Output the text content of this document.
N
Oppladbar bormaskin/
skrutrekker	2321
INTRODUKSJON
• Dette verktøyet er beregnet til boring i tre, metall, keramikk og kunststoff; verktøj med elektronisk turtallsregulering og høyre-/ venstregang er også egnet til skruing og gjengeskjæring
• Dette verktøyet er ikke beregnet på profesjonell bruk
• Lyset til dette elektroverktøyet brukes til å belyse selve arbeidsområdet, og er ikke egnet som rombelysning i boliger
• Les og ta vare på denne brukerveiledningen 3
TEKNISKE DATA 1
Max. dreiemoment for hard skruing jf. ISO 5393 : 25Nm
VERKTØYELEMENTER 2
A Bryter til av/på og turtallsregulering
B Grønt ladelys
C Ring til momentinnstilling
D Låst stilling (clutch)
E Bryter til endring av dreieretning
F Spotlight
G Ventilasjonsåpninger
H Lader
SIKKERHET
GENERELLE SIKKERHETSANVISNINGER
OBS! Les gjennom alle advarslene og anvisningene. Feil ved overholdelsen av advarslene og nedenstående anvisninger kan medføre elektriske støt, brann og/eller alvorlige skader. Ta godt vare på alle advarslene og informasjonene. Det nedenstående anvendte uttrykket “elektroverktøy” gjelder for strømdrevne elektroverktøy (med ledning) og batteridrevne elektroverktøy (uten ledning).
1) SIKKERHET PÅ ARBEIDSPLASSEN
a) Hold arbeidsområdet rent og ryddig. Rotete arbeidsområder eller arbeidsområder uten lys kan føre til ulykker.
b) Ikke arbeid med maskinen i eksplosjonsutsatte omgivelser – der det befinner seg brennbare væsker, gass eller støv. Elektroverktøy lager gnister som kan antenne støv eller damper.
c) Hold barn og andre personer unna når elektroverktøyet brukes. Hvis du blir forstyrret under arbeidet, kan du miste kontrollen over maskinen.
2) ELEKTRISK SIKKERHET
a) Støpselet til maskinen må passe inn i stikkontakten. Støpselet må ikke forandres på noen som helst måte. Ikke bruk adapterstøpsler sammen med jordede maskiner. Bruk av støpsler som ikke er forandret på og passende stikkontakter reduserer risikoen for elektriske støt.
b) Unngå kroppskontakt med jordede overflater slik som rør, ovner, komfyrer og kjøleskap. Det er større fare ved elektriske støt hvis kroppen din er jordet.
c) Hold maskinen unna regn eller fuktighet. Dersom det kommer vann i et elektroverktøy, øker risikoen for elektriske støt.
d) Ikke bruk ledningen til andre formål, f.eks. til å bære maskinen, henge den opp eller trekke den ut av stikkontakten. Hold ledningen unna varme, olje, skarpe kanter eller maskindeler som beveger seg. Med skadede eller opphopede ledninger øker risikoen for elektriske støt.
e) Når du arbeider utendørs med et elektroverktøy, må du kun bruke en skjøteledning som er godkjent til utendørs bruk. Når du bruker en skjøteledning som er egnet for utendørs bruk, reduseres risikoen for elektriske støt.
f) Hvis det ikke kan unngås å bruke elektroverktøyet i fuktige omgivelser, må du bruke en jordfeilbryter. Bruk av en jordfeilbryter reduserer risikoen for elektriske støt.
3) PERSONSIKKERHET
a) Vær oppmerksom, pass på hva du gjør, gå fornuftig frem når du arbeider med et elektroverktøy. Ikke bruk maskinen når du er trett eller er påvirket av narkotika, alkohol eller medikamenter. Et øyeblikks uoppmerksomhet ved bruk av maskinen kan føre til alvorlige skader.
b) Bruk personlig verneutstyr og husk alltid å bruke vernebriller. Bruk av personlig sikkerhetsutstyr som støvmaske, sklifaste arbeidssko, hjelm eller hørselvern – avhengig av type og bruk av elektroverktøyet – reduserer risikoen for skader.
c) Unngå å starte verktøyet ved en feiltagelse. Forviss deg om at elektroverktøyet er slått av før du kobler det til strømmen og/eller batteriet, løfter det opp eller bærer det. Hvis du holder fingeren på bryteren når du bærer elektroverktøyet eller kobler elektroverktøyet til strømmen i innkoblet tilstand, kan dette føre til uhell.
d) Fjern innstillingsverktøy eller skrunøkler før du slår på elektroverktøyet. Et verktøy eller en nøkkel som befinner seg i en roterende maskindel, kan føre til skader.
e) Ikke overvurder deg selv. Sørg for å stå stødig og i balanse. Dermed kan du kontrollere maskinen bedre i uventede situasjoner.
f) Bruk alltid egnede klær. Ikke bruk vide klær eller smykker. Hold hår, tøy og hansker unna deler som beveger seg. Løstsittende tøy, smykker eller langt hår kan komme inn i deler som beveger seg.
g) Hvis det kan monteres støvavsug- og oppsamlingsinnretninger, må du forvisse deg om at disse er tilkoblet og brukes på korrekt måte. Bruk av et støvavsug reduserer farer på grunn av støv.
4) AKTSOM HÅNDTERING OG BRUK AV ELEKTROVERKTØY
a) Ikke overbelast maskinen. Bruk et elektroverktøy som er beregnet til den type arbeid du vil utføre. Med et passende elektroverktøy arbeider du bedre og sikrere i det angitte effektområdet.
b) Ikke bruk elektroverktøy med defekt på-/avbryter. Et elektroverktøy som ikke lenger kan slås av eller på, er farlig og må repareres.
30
* * *
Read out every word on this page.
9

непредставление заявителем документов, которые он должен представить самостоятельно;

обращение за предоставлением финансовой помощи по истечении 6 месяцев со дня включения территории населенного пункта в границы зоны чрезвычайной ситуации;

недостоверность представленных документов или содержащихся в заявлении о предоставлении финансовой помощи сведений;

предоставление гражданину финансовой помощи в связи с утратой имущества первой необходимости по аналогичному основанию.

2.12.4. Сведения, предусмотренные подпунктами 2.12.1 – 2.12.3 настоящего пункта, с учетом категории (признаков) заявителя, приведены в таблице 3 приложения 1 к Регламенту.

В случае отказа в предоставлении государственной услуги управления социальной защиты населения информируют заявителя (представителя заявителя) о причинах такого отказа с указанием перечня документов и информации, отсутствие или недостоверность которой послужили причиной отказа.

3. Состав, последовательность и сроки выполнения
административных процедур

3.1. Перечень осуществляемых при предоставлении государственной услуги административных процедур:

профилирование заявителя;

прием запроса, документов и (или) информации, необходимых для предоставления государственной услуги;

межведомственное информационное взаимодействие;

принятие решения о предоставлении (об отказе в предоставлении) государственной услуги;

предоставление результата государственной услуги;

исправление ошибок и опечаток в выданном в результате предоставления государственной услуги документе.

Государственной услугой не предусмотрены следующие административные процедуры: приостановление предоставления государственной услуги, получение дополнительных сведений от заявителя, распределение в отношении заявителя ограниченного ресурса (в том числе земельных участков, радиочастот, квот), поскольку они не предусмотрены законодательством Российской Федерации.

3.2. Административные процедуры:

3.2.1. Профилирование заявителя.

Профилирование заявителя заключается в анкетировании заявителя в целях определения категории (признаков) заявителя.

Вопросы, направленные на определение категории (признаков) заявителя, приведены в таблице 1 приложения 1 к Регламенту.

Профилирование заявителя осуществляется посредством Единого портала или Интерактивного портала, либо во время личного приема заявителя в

The exercise
State how many lines of the listing above hold the word "категории", with nothing but the number.

Written reply
3